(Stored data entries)
——
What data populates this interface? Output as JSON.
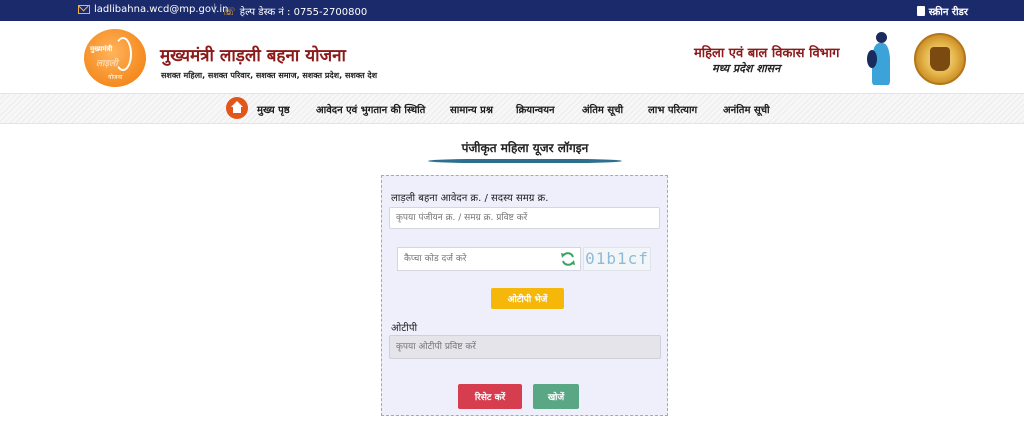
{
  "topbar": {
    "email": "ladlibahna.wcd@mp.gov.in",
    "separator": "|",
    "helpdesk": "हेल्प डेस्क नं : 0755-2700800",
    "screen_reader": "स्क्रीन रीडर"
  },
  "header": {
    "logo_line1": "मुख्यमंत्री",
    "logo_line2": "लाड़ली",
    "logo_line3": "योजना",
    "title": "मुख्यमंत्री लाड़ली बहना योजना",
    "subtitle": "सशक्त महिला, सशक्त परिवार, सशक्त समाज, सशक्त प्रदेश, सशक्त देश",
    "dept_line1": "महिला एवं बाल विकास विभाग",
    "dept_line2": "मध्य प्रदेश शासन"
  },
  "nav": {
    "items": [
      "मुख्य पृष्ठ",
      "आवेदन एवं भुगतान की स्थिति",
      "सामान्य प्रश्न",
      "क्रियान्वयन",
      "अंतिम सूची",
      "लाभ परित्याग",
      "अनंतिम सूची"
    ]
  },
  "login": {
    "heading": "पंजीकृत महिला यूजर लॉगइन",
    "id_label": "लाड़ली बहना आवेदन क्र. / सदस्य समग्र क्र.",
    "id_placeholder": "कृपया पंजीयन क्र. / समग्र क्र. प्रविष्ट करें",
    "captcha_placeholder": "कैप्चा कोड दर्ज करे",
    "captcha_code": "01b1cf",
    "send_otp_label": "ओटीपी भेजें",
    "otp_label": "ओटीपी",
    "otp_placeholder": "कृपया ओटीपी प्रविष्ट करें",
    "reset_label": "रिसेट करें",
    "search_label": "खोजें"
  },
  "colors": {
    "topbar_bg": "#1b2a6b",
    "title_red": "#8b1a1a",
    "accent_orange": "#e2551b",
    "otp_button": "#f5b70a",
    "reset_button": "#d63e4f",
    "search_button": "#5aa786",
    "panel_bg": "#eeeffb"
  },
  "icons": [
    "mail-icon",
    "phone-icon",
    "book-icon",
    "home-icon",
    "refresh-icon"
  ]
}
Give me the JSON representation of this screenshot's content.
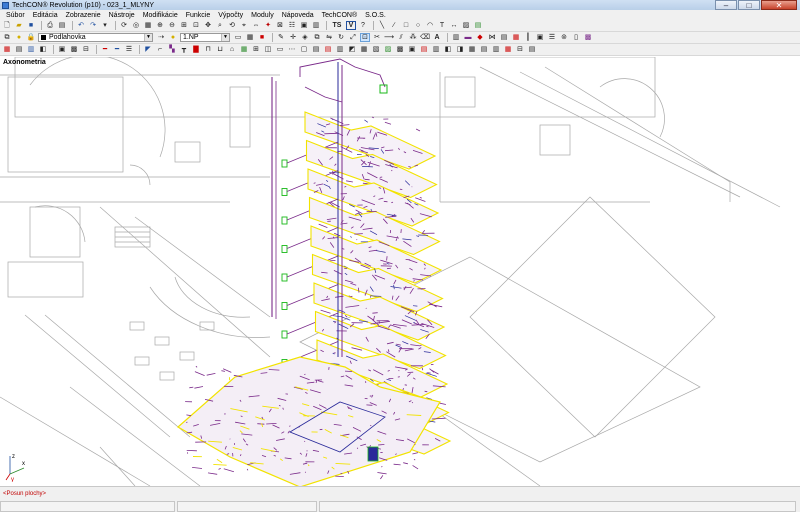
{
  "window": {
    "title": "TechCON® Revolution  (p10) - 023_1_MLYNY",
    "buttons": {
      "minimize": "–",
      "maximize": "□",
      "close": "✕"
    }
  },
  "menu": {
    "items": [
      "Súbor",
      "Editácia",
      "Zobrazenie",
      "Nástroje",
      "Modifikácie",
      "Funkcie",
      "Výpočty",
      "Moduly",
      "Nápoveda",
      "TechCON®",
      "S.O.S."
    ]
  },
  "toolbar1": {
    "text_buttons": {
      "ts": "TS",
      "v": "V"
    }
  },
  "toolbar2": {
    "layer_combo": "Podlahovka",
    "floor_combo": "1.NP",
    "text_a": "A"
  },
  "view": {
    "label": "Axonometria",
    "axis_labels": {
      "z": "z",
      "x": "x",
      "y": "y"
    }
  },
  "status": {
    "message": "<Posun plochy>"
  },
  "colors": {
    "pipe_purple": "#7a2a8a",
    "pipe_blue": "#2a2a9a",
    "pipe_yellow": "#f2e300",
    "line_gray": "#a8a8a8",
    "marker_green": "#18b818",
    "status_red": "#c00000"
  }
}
——
WORK TO DO
Extract every line above containing the word "this".

RESULT BELOW
What data populates this interface? Output as JSON.
Give me the JSON representation of this screenshot's content.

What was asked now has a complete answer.